• _Text section_
╭──

The systematically varying stellar IMF
Pavel Kroupa (Univ. Bonn, Charles Univ.)

TL;DR
This paper proposes that the stellar initial mass function (IMF) systematically varies with environmental factors like metallicity and gas density, explaining observed properties of star clusters and galaxies.
Contribution
It introduces a model where the IMF becomes more top-heavy under certain conditions, linking stellar populations to galaxy-wide properties and high-redshift starbursts.

╰──

• _Short task a_
Translate this sentence from the summary of the stellar IMF paper into Spanish: "This paper proposes that the stellar initial mass function (IMF) systematically varies with environmental factors like metallicity and gas density, explaining observed properties of star clusters and galaxies."

• _Given data_
╭──

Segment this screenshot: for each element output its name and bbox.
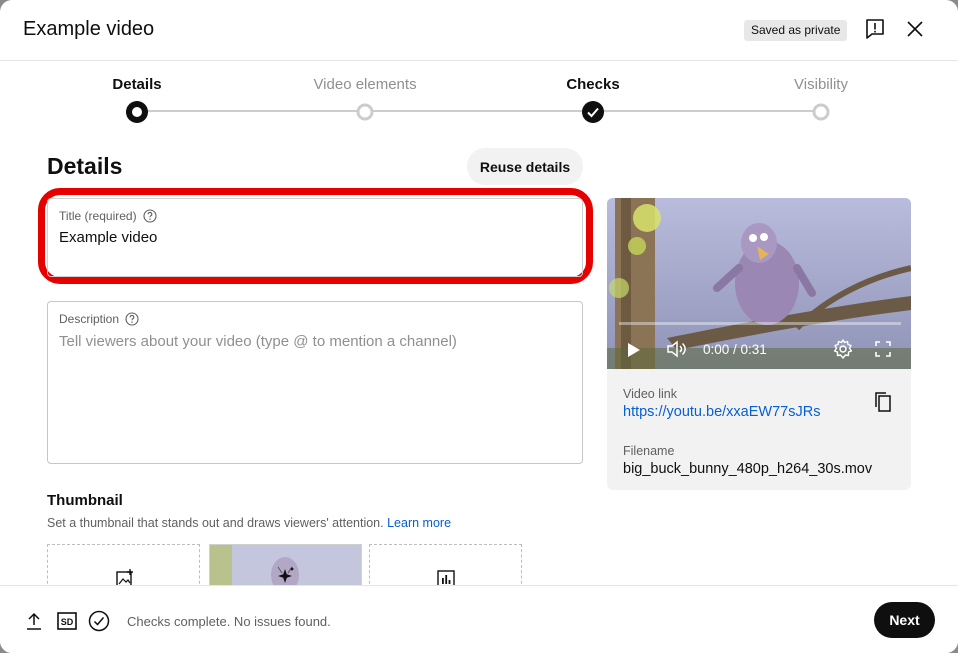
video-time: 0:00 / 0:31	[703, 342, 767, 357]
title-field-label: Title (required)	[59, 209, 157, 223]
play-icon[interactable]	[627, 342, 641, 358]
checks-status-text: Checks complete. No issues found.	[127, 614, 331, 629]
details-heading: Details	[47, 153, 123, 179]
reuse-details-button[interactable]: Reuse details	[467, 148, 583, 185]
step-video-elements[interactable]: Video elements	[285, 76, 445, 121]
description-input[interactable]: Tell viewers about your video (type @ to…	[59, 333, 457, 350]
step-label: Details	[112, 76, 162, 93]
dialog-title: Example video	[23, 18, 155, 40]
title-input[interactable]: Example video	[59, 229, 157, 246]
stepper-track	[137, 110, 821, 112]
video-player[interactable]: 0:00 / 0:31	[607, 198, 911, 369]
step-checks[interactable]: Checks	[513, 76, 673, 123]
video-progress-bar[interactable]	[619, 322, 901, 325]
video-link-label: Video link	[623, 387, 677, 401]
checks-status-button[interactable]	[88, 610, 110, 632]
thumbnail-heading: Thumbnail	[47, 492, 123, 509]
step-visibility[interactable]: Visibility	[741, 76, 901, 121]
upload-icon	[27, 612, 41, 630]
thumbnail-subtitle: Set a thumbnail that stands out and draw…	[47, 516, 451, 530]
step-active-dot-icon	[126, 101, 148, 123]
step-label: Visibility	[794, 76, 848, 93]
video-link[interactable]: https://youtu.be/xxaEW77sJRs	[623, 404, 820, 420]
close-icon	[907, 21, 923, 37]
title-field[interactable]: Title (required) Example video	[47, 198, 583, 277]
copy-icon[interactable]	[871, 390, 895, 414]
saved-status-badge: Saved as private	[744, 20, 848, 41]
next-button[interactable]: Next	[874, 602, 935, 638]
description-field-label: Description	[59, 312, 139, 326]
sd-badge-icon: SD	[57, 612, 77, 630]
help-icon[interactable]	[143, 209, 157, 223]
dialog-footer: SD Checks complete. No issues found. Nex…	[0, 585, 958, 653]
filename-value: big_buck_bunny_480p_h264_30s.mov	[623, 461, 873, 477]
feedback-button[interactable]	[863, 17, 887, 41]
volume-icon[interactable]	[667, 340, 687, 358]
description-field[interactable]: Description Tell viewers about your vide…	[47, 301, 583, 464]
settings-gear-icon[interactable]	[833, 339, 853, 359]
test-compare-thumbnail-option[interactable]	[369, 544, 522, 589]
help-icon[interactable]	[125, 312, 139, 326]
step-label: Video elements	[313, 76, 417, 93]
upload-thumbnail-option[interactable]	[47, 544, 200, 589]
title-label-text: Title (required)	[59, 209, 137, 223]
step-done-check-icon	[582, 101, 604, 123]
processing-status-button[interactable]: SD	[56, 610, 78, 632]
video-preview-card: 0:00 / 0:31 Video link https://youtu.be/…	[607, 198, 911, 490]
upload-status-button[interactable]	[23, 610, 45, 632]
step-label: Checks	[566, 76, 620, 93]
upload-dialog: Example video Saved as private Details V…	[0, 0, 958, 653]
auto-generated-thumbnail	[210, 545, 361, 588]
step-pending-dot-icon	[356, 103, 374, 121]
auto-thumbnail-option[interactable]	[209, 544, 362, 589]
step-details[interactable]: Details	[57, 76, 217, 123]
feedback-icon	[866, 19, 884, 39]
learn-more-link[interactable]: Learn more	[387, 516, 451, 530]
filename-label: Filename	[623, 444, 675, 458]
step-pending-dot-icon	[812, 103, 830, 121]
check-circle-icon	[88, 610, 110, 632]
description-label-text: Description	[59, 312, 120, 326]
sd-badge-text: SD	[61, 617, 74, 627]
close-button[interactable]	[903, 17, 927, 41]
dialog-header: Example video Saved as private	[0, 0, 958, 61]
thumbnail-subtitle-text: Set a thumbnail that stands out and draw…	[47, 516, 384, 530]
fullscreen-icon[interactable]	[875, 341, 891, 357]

╰──
╭──

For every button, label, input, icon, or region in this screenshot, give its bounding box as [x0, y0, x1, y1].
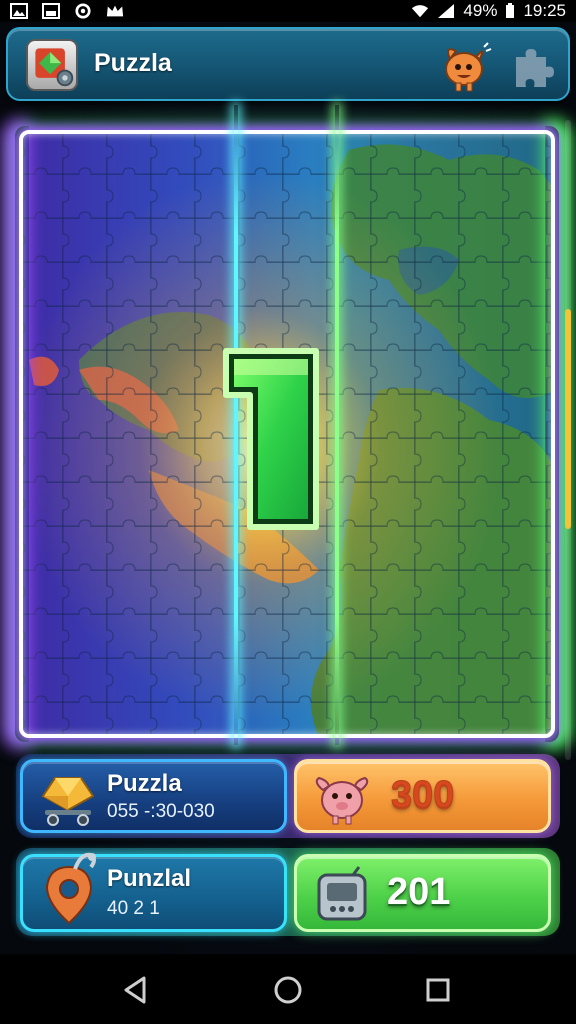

╰──

• _Short task b_
In the rows above, lay out the lines from the line with "Segment this screenshot: for" up to and including the line with "153, 123, 179]" as a Markdown table with the columns No. and Entry. Number each line, skip blank lines, and leave the pictures out.

• _Exercise solution a_
Este artículo propone que la función inicial de masa estelar (IMF) varía sistemáticamente con factores ambientales como la metalicidad y la densidad del gas, lo que explica propiedades observadas de cúmulos estelares y galaxias.

• _Exercise solution b_
| No. | Entry |
|---|---|
| 1 | Segment this screenshot: for each element output its name and bbox. |
| 2 | video-time: 0:00 / 0:31	[703, 342, 767, 357] |
| 3 | title-field-label: Title (required)	[59, 209, 157, 223] |
| 4 | play-icon[interactable]	[627, 342, 641, 358] |
| 5 | checks-status-text: Checks complete. No issues found.	[127, 614, 331, 629] |
| 6 | details-heading: Details	[47, 153, 123, 179] |